begin

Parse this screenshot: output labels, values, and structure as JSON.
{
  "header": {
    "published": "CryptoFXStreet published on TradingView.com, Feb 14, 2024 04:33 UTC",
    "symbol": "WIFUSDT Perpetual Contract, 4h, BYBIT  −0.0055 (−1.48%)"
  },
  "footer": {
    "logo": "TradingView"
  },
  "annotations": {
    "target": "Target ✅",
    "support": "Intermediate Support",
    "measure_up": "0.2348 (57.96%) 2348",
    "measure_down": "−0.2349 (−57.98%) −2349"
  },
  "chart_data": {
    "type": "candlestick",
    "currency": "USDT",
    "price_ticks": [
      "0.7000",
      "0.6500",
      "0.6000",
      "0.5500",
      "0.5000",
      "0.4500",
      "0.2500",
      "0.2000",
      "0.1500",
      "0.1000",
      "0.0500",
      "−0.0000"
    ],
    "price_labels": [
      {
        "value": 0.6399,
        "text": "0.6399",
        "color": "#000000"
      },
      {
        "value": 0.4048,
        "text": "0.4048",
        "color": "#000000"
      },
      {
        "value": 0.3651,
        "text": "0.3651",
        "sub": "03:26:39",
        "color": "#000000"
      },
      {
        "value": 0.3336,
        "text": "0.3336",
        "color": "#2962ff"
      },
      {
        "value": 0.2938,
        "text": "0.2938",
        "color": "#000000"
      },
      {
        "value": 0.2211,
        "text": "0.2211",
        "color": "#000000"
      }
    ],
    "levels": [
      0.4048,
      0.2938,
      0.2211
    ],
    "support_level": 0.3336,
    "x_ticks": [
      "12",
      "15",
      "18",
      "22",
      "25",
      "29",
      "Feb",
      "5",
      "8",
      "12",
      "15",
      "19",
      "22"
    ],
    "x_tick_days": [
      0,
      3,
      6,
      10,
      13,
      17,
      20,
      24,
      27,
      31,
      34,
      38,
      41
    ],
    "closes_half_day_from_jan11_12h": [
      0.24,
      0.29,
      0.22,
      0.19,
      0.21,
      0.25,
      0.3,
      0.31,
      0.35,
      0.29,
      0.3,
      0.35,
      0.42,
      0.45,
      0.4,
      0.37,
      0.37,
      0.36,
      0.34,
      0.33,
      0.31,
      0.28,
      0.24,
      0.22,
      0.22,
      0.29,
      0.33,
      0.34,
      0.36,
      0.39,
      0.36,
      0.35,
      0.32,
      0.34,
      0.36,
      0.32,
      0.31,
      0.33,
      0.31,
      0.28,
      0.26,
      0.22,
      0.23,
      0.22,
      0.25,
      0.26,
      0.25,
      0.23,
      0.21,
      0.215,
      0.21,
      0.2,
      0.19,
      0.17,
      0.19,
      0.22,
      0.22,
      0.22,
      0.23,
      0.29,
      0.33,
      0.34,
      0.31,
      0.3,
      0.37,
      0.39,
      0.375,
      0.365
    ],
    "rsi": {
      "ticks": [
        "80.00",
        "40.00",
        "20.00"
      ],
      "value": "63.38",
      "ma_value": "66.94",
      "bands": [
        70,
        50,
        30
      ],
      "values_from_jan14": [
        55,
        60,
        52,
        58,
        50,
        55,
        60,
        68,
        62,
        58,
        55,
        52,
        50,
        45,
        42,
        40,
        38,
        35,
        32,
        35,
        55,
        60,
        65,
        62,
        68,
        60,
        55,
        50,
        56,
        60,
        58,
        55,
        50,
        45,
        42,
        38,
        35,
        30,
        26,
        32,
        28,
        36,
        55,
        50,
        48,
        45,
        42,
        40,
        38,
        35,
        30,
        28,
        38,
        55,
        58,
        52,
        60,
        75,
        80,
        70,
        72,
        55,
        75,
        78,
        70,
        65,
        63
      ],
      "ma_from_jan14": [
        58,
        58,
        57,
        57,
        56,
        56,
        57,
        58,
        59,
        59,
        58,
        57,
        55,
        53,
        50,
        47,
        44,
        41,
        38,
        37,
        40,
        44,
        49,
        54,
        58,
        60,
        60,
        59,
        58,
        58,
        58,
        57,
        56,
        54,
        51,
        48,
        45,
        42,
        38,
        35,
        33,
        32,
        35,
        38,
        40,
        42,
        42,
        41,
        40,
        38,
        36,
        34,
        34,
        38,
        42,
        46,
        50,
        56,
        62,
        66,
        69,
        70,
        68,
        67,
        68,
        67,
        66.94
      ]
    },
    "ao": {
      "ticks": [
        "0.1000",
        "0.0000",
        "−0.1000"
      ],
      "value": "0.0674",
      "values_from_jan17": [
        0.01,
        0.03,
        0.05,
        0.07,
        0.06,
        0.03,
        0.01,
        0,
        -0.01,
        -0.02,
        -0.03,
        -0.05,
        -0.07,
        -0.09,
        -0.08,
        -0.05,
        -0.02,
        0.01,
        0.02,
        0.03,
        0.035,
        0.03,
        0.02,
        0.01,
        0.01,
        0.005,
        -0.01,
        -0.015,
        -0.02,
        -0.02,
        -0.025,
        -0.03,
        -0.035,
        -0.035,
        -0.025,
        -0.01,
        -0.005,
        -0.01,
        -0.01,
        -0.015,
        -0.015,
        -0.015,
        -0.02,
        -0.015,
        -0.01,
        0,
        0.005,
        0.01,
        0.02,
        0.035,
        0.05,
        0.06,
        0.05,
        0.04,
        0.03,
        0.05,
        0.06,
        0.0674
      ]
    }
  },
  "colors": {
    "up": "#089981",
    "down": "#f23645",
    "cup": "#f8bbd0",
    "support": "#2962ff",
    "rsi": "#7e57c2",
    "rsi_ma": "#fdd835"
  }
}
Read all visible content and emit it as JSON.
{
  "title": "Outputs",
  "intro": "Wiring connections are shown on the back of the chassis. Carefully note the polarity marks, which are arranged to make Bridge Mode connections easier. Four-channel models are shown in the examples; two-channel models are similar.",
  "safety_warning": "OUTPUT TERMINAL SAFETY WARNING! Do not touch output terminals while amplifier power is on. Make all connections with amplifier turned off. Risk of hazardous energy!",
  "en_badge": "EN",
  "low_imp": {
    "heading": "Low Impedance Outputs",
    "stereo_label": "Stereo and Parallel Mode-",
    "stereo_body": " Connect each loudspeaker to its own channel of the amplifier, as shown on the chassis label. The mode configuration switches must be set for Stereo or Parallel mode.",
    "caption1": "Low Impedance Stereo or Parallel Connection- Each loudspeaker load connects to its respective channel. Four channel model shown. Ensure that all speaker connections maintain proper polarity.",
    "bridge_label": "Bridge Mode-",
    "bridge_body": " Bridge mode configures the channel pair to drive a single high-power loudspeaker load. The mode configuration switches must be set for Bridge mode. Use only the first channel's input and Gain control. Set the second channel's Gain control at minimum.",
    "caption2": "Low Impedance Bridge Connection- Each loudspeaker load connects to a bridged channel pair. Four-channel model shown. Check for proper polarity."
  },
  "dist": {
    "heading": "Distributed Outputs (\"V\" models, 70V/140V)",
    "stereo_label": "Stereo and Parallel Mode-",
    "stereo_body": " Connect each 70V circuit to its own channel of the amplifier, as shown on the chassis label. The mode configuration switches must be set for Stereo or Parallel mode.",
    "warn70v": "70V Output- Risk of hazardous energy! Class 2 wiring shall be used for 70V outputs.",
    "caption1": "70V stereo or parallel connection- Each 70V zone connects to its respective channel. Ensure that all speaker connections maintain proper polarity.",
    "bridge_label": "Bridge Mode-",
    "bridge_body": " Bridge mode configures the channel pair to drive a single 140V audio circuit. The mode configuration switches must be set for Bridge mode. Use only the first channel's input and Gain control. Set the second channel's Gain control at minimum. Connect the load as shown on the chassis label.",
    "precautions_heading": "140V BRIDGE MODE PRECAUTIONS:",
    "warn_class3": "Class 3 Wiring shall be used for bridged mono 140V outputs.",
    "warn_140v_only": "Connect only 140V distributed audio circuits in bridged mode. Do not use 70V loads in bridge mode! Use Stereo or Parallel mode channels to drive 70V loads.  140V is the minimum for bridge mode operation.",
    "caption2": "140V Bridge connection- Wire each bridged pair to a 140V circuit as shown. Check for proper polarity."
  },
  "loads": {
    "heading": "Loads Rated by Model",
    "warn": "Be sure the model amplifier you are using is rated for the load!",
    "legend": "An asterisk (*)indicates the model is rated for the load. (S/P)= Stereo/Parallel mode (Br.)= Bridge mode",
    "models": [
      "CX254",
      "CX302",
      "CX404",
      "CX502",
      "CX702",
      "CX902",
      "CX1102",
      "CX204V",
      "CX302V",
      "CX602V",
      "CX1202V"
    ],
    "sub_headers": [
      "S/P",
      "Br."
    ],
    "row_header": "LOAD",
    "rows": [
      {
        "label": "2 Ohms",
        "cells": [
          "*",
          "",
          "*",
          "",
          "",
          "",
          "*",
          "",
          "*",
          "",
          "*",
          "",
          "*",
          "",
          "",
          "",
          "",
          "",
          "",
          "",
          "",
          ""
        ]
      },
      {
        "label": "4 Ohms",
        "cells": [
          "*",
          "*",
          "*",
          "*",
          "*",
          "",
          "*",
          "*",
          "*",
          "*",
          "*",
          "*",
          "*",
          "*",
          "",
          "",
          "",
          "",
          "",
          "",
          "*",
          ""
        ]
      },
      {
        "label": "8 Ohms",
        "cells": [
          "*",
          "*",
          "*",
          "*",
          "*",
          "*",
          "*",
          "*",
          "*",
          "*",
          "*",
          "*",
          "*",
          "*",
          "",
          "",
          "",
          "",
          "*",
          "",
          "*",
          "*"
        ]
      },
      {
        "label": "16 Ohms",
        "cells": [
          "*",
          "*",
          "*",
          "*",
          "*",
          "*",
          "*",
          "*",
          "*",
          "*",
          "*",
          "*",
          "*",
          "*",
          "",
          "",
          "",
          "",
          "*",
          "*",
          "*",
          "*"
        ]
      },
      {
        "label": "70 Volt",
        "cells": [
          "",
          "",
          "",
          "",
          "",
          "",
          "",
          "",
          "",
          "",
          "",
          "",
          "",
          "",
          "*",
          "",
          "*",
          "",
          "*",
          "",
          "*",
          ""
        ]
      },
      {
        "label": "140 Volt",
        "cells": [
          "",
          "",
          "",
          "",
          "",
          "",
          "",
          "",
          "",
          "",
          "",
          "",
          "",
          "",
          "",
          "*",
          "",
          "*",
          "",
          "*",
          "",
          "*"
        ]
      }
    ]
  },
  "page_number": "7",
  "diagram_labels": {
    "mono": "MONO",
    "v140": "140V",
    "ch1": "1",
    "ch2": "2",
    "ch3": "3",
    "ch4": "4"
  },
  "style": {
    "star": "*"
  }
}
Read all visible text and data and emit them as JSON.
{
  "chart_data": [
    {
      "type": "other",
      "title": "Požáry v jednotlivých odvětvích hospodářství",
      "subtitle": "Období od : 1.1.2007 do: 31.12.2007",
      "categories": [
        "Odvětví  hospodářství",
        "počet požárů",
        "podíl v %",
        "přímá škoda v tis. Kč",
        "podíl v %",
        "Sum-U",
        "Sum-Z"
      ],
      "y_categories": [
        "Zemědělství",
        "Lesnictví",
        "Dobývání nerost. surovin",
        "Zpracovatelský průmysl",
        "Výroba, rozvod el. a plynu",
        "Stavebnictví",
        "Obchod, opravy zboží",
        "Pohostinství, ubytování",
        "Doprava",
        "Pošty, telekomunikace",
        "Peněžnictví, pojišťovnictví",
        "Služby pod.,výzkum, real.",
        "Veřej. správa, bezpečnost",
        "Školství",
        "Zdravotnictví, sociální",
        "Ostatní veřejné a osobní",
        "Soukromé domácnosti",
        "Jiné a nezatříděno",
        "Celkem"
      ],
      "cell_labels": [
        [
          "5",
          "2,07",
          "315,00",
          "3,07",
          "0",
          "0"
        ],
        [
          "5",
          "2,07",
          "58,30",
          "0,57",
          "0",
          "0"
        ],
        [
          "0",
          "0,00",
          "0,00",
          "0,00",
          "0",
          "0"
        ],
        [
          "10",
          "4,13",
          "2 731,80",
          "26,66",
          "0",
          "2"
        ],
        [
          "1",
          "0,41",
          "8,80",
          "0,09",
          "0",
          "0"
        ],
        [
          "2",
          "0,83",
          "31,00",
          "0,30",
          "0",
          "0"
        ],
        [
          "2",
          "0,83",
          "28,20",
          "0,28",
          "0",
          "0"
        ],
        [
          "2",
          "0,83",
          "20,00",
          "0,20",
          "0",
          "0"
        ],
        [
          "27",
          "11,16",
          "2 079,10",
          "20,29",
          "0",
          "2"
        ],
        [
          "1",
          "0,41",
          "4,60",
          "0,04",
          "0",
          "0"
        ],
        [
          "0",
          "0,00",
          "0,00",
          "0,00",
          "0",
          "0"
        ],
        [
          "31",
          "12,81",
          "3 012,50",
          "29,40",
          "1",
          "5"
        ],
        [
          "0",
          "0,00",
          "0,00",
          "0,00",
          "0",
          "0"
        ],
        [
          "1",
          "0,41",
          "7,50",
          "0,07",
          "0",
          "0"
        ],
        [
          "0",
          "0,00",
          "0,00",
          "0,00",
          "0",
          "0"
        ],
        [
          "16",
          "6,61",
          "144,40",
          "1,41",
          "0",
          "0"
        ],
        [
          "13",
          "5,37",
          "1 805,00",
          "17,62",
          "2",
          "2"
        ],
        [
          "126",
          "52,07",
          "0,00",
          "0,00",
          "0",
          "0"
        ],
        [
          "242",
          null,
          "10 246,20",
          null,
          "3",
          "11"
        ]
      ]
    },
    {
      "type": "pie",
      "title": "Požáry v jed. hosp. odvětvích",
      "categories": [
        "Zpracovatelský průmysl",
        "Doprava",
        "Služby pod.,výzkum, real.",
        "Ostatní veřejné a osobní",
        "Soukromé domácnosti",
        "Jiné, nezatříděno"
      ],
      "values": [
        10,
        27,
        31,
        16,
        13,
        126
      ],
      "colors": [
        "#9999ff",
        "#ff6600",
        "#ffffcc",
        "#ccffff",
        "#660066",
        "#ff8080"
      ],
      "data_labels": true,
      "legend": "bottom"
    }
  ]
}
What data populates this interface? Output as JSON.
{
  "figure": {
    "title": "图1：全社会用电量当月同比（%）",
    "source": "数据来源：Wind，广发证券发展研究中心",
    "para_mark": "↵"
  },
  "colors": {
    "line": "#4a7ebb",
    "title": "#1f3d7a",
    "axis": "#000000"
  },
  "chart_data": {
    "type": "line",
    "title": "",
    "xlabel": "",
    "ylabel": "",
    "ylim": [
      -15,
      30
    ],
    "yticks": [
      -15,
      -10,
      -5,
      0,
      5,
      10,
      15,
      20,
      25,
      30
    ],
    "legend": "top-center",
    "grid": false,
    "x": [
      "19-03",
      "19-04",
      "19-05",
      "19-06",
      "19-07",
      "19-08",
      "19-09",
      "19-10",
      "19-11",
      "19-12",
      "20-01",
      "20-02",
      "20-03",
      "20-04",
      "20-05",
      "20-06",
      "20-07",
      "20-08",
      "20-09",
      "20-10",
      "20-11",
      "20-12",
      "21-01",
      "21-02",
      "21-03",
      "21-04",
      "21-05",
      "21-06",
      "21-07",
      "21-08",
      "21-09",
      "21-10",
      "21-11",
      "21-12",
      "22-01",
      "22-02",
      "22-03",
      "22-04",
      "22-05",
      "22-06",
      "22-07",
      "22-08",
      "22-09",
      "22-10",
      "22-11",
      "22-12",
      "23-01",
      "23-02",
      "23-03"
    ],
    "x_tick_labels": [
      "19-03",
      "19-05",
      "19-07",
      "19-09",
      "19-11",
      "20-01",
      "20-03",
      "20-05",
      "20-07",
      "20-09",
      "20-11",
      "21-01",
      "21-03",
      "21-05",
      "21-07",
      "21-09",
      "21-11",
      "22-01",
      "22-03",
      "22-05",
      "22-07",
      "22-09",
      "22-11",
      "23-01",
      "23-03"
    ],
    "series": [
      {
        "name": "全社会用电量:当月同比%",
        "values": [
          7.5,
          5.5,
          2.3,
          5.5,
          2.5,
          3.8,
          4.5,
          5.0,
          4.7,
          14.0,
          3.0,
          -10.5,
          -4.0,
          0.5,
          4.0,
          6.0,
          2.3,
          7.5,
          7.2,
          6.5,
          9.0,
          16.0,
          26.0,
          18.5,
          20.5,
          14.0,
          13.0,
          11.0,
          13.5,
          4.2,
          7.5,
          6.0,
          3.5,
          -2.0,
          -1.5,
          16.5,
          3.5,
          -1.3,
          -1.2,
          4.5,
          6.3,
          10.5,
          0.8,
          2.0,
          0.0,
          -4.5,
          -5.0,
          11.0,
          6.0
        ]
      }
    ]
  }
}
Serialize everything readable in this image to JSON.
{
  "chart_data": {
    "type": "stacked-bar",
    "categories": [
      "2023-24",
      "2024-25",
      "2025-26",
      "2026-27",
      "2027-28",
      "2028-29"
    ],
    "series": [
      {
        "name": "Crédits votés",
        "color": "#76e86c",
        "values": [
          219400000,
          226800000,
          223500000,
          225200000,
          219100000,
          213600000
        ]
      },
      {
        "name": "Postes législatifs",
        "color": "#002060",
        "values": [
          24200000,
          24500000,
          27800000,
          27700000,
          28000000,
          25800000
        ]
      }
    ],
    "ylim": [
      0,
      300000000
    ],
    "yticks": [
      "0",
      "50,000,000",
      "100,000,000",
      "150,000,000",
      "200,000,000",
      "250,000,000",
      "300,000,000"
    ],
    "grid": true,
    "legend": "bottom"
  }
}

end

■ **Exercise aim**
Using the entries above, return each line that includes the word "mono".

■ **The completed task**
    "warn_class3": "Class 3 Wiring shall be used for bridged mono 140V outputs.",
    "mono": "MONO",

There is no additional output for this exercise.